++++ Document excerpt ++++

So I am a beginning Perl programmer. I have been using it for about a month, however only in the last week or so have I been using it for anything other than sysadmin type tasks. In doing so I ran into the following question,
Perl subprocesses are really flexible, and they don't impose many/any constraints on arguments you pass in. How is it possible to either enforce the number of arguments and/or check whether they're references, scalars etc etc?
To clarify, here's what I currently do for Perl subprocesses:
sub mySub{
($a, $b) = @_;
continue and use these methods
}
But this provides no guarantees about what $a
and $b
hold. Is there anyway to make sure they contain values, say a reference for $a
and a scalar for $b
?
Thanks in Advance.
EDIT: When I said scalar for $b
I mean containing an integer, and not being a reference to some other datastructure.
You can use the Params::Validate module, it provides wide possibilities of checking the argument list.
In your case, something like
validate_pos(@_, { type => HASHREF | ARRAYREF }, { type => SCALAR })
would do it (note that it doesn't have a single type for "ref"). It dies when the parameters don't match.

++++

> What the task requires: Copy the Perl argument-checking text word for word, from "So I am a beginning" up to and including "Thanks in Advance.". The records aren't needed here.

++++ Provided records ++++

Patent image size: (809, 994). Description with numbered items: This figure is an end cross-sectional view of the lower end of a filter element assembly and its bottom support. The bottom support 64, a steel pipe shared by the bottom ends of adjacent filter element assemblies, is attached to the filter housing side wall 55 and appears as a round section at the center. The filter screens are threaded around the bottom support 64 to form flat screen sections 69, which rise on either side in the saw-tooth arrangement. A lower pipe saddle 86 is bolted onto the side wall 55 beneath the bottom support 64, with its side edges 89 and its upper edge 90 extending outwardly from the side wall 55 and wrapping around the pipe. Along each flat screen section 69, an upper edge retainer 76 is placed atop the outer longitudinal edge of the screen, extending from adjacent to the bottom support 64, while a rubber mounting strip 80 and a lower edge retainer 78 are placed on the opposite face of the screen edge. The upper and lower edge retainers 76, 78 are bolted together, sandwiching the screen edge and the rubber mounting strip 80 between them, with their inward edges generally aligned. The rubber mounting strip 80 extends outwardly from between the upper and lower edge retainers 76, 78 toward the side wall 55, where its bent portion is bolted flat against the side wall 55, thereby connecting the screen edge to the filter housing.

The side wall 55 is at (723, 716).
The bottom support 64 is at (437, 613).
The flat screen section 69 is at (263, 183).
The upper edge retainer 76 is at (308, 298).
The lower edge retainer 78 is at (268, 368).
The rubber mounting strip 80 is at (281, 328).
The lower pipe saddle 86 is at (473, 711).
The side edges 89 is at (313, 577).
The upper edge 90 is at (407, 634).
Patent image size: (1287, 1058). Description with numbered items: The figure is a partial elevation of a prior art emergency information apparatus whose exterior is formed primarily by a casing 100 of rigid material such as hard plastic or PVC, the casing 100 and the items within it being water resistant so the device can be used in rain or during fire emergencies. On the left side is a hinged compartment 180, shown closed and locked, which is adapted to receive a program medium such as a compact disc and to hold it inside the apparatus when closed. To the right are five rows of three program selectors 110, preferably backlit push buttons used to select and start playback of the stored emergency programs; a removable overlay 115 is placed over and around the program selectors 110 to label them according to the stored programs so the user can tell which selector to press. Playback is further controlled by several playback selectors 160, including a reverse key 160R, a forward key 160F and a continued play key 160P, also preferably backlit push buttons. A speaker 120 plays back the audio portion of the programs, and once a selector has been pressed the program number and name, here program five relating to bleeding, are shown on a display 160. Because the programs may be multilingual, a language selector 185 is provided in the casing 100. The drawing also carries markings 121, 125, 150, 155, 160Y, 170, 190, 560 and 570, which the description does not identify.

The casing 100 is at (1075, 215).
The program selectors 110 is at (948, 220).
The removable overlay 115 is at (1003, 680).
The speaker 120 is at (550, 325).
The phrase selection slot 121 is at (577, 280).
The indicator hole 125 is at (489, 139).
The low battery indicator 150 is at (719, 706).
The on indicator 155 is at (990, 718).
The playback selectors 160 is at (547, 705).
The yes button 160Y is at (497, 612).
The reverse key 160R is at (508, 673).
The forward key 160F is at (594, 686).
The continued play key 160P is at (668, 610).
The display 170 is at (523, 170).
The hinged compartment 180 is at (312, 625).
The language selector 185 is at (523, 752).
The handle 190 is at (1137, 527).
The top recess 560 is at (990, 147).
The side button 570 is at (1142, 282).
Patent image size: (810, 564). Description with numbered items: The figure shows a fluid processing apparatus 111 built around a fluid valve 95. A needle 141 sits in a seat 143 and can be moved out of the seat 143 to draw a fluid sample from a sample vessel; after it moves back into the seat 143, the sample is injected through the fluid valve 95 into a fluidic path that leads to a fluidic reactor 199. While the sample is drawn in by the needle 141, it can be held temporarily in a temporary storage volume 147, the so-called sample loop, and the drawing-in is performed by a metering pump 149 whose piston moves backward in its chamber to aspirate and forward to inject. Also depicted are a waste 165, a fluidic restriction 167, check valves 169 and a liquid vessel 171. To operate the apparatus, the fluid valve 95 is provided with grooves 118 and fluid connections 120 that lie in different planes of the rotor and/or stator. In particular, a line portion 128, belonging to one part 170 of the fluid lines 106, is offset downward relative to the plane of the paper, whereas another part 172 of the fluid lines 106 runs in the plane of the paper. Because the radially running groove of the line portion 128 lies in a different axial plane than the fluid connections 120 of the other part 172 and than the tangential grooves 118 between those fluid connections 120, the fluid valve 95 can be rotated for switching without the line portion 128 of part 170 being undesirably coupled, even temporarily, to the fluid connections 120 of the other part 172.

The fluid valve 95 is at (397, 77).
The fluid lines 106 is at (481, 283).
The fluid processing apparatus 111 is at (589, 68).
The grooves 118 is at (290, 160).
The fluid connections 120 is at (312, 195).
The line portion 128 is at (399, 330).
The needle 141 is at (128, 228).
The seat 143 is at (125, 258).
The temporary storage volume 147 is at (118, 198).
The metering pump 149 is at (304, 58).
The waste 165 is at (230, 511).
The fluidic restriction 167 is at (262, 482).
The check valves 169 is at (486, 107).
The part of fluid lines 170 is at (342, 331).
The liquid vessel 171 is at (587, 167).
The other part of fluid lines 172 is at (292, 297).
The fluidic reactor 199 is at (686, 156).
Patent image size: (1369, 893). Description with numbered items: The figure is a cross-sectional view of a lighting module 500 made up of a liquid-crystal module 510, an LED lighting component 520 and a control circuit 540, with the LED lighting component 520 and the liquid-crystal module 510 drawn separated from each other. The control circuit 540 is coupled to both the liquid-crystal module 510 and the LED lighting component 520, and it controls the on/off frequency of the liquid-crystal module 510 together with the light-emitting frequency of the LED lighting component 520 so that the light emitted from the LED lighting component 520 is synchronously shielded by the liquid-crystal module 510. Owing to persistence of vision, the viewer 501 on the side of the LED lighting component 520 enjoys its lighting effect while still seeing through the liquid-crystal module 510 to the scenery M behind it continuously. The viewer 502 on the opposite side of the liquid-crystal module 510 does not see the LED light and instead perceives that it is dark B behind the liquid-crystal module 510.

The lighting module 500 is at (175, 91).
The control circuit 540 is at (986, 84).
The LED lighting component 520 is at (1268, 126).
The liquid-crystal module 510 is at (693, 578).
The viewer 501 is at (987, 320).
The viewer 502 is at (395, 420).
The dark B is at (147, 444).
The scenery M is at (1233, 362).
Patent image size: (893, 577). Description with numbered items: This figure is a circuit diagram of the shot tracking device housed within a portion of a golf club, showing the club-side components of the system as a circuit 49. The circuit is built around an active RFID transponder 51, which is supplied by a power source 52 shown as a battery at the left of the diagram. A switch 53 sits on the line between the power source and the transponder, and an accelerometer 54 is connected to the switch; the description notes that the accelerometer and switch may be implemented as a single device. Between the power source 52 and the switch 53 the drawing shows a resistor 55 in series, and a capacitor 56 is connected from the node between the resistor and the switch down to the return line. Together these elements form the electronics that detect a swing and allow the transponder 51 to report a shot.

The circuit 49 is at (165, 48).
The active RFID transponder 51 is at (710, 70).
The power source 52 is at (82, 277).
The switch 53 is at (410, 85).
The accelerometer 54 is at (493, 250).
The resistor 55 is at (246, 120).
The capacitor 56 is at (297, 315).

++++

> Output for this task:
So I am a beginning Perl programmer. I have been using it for about a month, however only in the last week or so have I been using it for anything other than sysadmin type tasks. In doing so I ran into the following question,
Perl subprocesses are really flexible, and they don't impose many/any constraints on arguments you pass in. How is it possible to either enforce the number of arguments and/or check whether they're references, scalars etc etc?
To clarify, here's what I currently do for Perl subprocesses:
sub mySub{
($a, $b) = @_;
continue and use these methods
}
But this provides no guarantees about what $a
and $b
hold. Is there anyway to make sure they contain values, say a reference for $a
and a scalar for $b
?
Thanks in Advance.